** Begin **

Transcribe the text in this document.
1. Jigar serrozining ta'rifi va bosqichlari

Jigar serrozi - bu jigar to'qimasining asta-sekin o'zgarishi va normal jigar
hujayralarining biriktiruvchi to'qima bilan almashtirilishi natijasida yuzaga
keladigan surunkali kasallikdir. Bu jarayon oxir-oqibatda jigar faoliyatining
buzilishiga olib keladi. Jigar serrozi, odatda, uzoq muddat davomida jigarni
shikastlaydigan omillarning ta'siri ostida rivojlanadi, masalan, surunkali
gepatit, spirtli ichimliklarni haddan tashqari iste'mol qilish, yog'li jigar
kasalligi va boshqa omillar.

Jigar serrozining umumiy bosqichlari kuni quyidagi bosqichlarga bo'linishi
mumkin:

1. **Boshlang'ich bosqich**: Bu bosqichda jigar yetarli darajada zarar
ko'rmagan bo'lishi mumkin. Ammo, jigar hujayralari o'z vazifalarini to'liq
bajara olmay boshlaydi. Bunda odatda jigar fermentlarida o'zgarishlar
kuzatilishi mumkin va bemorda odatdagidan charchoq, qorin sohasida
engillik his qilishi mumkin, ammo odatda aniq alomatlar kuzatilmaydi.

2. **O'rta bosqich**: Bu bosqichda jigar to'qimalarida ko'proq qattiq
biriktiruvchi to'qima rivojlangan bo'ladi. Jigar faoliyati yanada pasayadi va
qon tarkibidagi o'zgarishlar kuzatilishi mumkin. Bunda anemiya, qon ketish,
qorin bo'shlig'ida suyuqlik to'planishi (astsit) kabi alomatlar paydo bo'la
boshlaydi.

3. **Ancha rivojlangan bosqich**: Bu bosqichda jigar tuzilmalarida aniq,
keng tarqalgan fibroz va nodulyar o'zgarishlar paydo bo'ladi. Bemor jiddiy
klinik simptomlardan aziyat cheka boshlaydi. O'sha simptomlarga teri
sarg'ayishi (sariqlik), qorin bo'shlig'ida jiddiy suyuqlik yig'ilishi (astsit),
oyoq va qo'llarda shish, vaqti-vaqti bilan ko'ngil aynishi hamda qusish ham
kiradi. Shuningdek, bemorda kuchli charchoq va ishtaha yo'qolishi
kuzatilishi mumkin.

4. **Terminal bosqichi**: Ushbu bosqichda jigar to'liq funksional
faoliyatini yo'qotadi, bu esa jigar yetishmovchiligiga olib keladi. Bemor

** End **
** Begin **

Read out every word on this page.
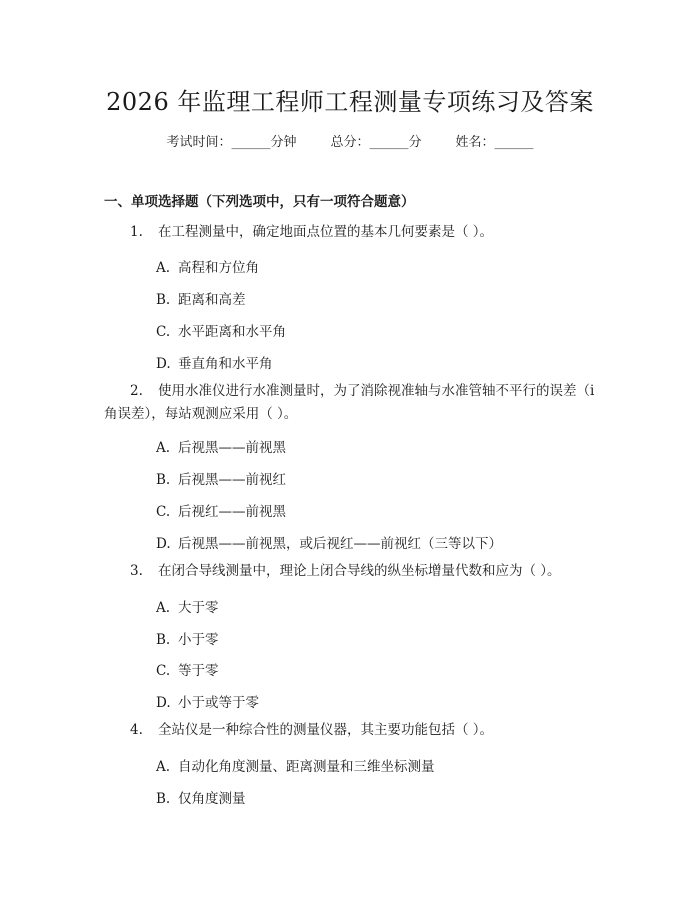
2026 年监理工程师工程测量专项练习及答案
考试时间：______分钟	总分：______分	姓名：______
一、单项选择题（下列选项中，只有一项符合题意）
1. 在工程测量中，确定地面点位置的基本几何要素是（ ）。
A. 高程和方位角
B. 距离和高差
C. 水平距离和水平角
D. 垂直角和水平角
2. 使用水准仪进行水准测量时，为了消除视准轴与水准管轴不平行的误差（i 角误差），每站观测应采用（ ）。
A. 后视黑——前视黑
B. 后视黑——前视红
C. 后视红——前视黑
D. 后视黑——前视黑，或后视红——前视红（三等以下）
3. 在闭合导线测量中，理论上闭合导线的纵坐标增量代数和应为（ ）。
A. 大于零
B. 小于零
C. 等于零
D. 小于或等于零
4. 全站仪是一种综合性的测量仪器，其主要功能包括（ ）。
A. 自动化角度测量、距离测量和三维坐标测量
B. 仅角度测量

** End **

__Instructions for the task__
Pull out every line of the records that includes the string "mumkin".

__Task solution__
mumkin:
ko'rmagan bo'lishi mumkin. Ammo, jigar hujayralari o'z vazifalarini to'liq
kuzatilishi mumkin va bemorda odatdagidan charchoq, qorin sohasida
engillik his qilishi mumkin, ammo odatda aniq alomatlar kuzatilmaydi.
qon tarkibidagi o'zgarishlar kuzatilishi mumkin. Bunda anemiya, qon ketish,
kuzatilishi mumkin.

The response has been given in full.